# Short exercise:
All entries must be repeated exactly; do not include the pictures.

Stored records:
···

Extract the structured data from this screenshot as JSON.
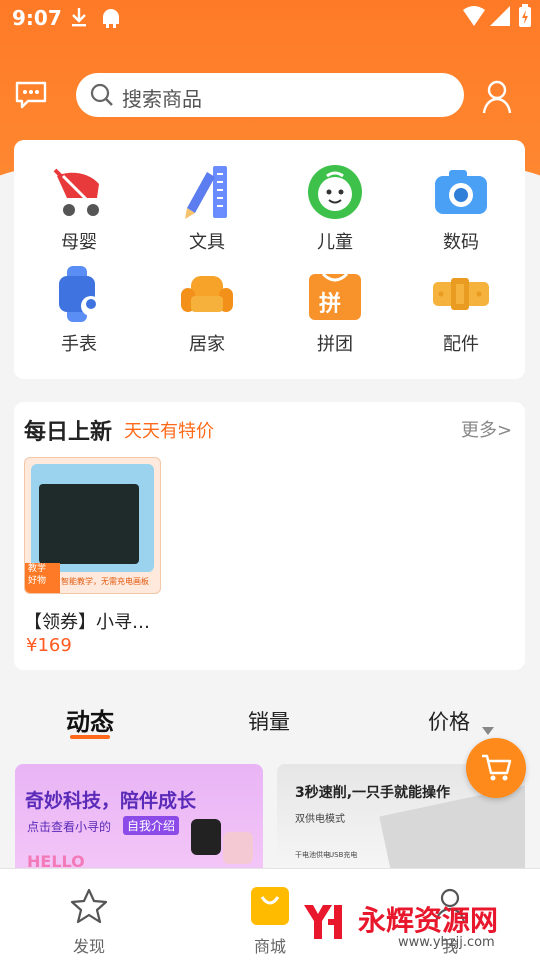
{
  "status_bar": {
    "time": "9:07"
  },
  "search": {
    "placeholder": "搜索商品"
  },
  "categories": [
    {
      "label": "母婴",
      "icon": "stroller-icon"
    },
    {
      "label": "文具",
      "icon": "pencil-ruler-icon"
    },
    {
      "label": "儿童",
      "icon": "child-face-icon"
    },
    {
      "label": "数码",
      "icon": "camera-icon"
    },
    {
      "label": "手表",
      "icon": "watch-icon"
    },
    {
      "label": "居家",
      "icon": "sofa-icon"
    },
    {
      "label": "拼团",
      "icon": "group-buy-bag-icon",
      "badge": "拼"
    },
    {
      "label": "配件",
      "icon": "strap-icon"
    }
  ],
  "daily_new": {
    "title": "每日上新",
    "subtitle": "天天有特价",
    "more": "更多>",
    "product": {
      "name": "【领券】小寻…",
      "price": "¥169",
      "img_corner_text": "教学\n好物",
      "img_bottom_text": "智能教学，无需充电画板"
    }
  },
  "sort_tabs": [
    {
      "label": "动态",
      "active": true
    },
    {
      "label": "销量",
      "active": false
    },
    {
      "label": "价格",
      "active": false,
      "has_arrow": true
    }
  ],
  "feed": [
    {
      "headline": "奇妙科技，陪伴成长",
      "sub_prefix": "点击查看小寻的",
      "sub_highlight": "自我介绍",
      "deco": "HELLO"
    },
    {
      "headline": "3秒速削,一只手就能操作",
      "sub": "双供电模式",
      "f1": "干电池供电",
      "f2": "USB充电"
    }
  ],
  "bottom_nav": [
    {
      "label": "发现",
      "icon": "star-icon"
    },
    {
      "label": "商城",
      "icon": "shopping-bag-icon"
    },
    {
      "label": "我",
      "icon": "user-icon"
    }
  ],
  "watermark": {
    "brand": "永辉资源网",
    "url": "www.yhzjj.com"
  },
  "colors": {
    "accent": "#ff7a26",
    "price": "#ff5a1f"
  }
}
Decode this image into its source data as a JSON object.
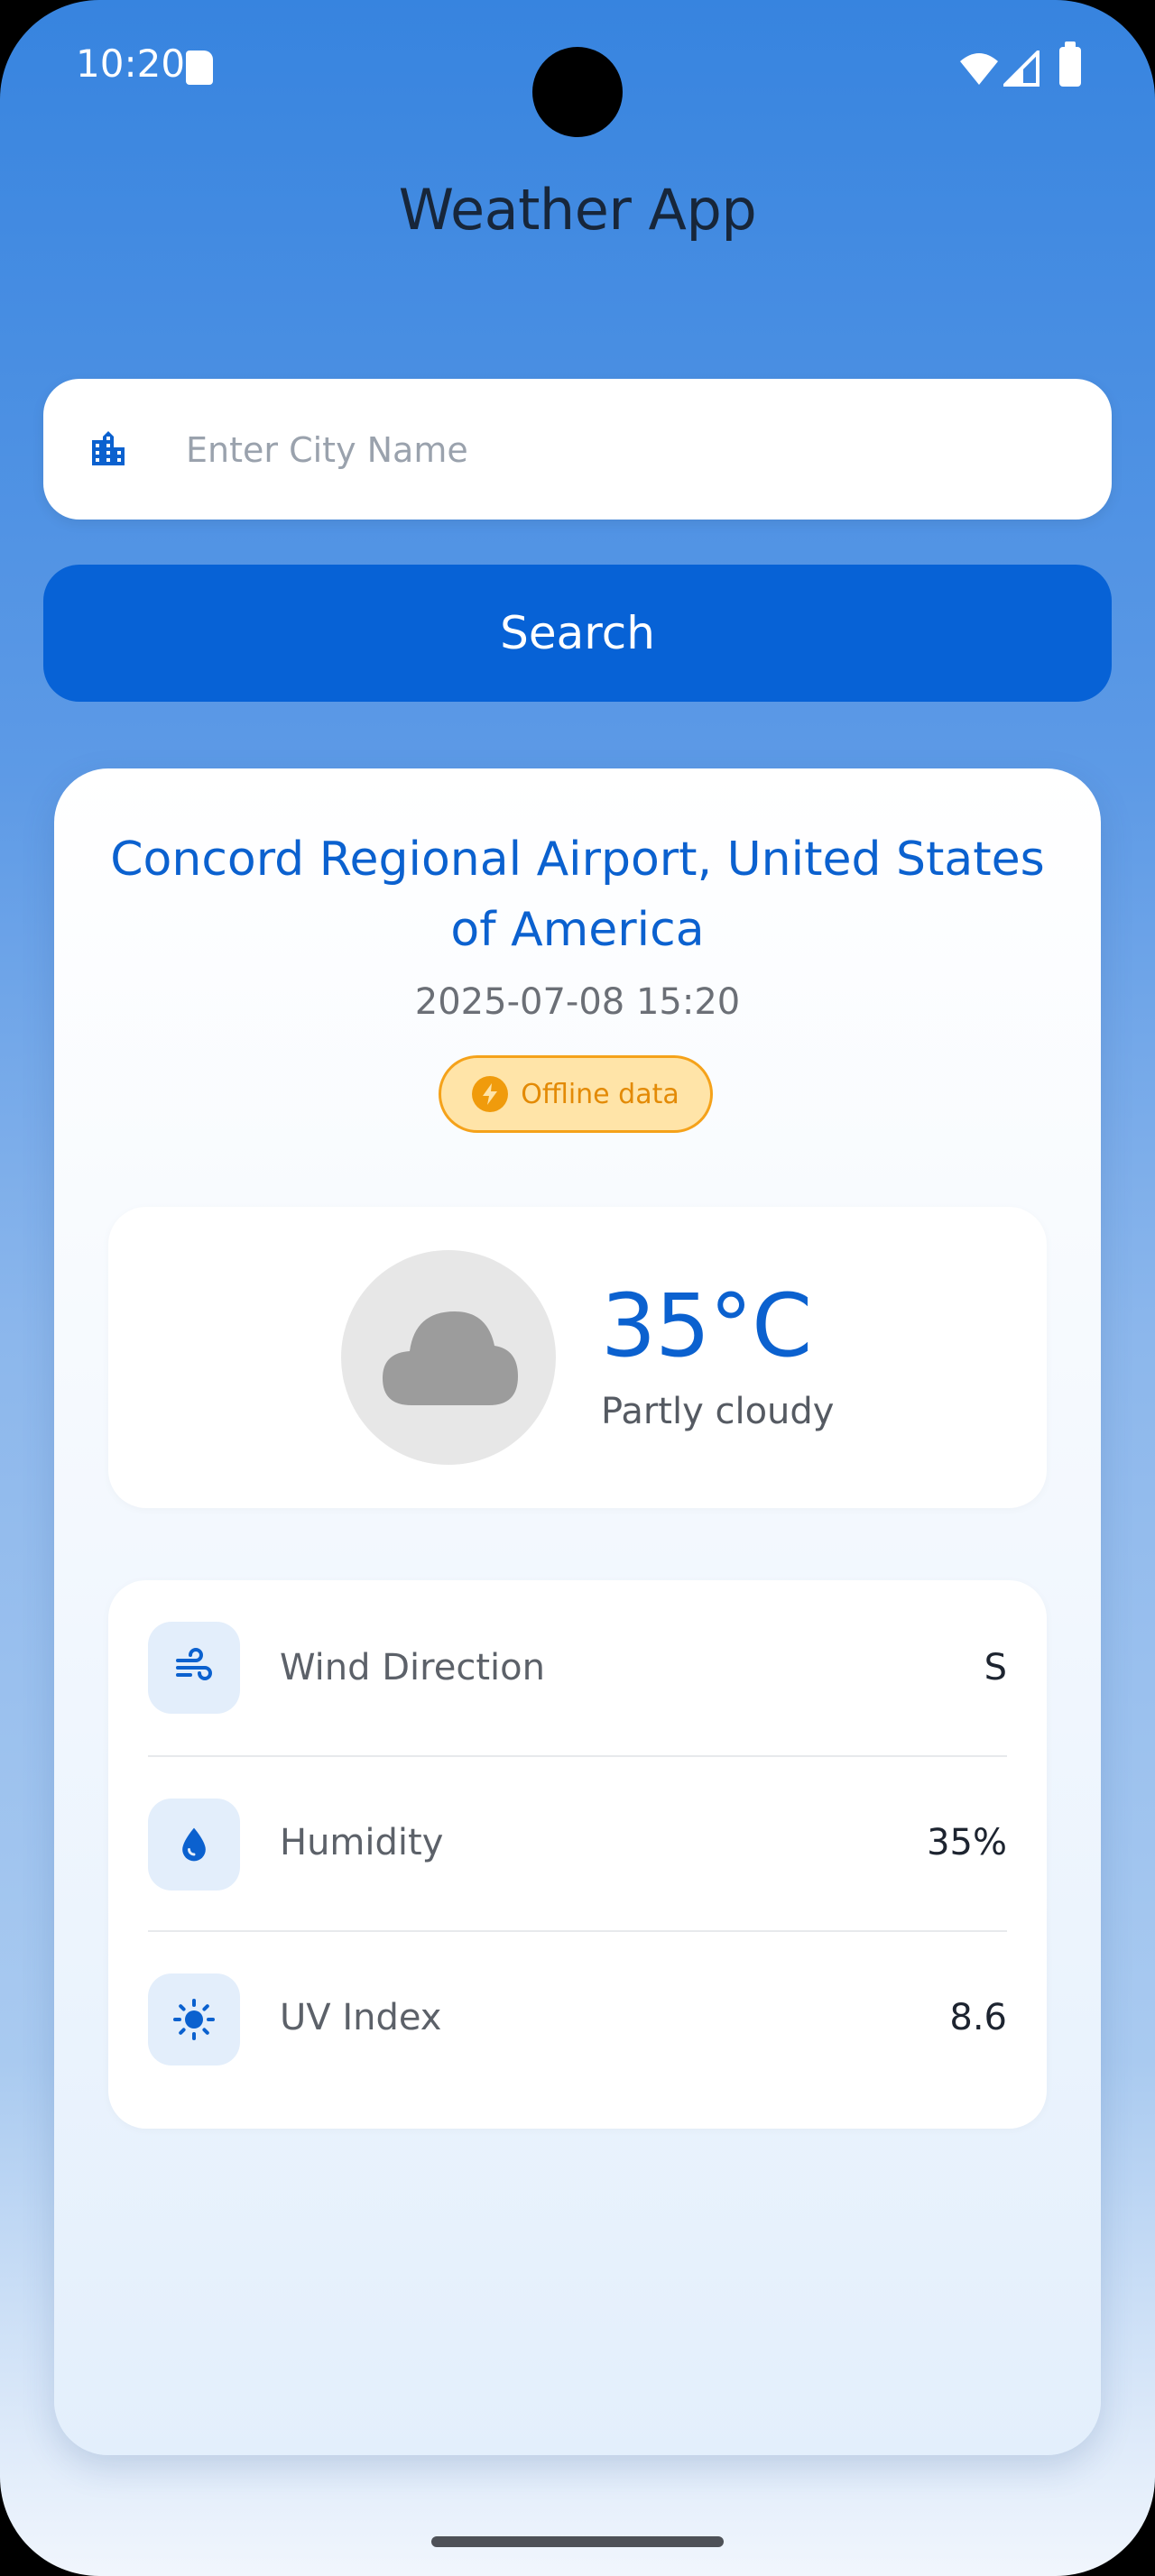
{
  "status_bar": {
    "time": "10:20"
  },
  "app": {
    "title": "Weather App"
  },
  "search": {
    "placeholder": "Enter City Name",
    "value": "",
    "button_label": "Search",
    "icon": "city-icon"
  },
  "weather": {
    "location": "Concord Regional Airport, United States of America",
    "datetime": "2025-07-08 15:20",
    "badge": "Offline data",
    "temperature": "35°C",
    "condition": "Partly cloudy",
    "condition_icon": "cloud-icon"
  },
  "details": [
    {
      "label": "Wind Direction",
      "value": "S",
      "icon": "wind-icon"
    },
    {
      "label": "Humidity",
      "value": "35%",
      "icon": "water-drop-icon"
    },
    {
      "label": "UV Index",
      "value": "8.6",
      "icon": "sun-icon"
    }
  ],
  "colors": {
    "primary": "#0762D6",
    "accent_text": "#0B61CF",
    "badge_background": "#FFE4A8",
    "badge_border": "#F5A21A",
    "badge_text": "#E38A06"
  }
}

···

# Reply:
Extract the structured data from this screenshot as JSON.
{
  "status_bar": {
    "time": "9:07"
  },
  "search": {
    "placeholder": "搜索商品"
  },
  "categories": [
    {
      "label": "母婴",
      "icon": "stroller-icon"
    },
    {
      "label": "文具",
      "icon": "pencil-ruler-icon"
    },
    {
      "label": "儿童",
      "icon": "child-face-icon"
    },
    {
      "label": "数码",
      "icon": "camera-icon"
    },
    {
      "label": "手表",
      "icon": "watch-icon"
    },
    {
      "label": "居家",
      "icon": "sofa-icon"
    },
    {
      "label": "拼团",
      "icon": "group-buy-bag-icon",
      "badge": "拼"
    },
    {
      "label": "配件",
      "icon": "strap-icon"
    }
  ],
  "daily_new": {
    "title": "每日上新",
    "subtitle": "天天有特价",
    "more": "更多>",
    "product": {
      "name": "【领券】小寻…",
      "price": "¥169",
      "img_corner_text": "教学\n好物",
      "img_bottom_text": "智能教学，无需充电画板"
    }
  },
  "sort_tabs": [
    {
      "label": "动态",
      "active": true
    },
    {
      "label": "销量",
      "active": false
    },
    {
      "label": "价格",
      "active": false,
      "has_arrow": true
    }
  ],
  "feed": [
    {
      "headline": "奇妙科技，陪伴成长",
      "sub_prefix": "点击查看小寻的",
      "sub_highlight": "自我介绍",
      "deco": "HELLO"
    },
    {
      "headline": "3秒速削,一只手就能操作",
      "sub": "双供电模式",
      "f1": "干电池供电",
      "f2": "USB充电"
    }
  ],
  "bottom_nav": [
    {
      "label": "发现",
      "icon": "star-icon"
    },
    {
      "label": "商城",
      "icon": "shopping-bag-icon"
    },
    {
      "label": "我",
      "icon": "user-icon"
    }
  ],
  "watermark": {
    "brand": "永辉资源网",
    "url": "www.yhzjj.com"
  },
  "colors": {
    "accent": "#ff7a26",
    "price": "#ff5a1f"
  }
}
Decode this image into its source data as a JSON object.
{
  "status_bar": {
    "time": "10:20"
  },
  "app": {
    "title": "Weather App"
  },
  "search": {
    "placeholder": "Enter City Name",
    "value": "",
    "button_label": "Search",
    "icon": "city-icon"
  },
  "weather": {
    "location": "Concord Regional Airport, United States of America",
    "datetime": "2025-07-08 15:20",
    "badge": "Offline data",
    "temperature": "35°C",
    "condition": "Partly cloudy",
    "condition_icon": "cloud-icon"
  },
  "details": [
    {
      "label": "Wind Direction",
      "value": "S",
      "icon": "wind-icon"
    },
    {
      "label": "Humidity",
      "value": "35%",
      "icon": "water-drop-icon"
    },
    {
      "label": "UV Index",
      "value": "8.6",
      "icon": "sun-icon"
    }
  ],
  "colors": {
    "primary": "#0762D6",
    "accent_text": "#0B61CF",
    "badge_background": "#FFE4A8",
    "badge_border": "#F5A21A",
    "badge_text": "#E38A06"
  }
}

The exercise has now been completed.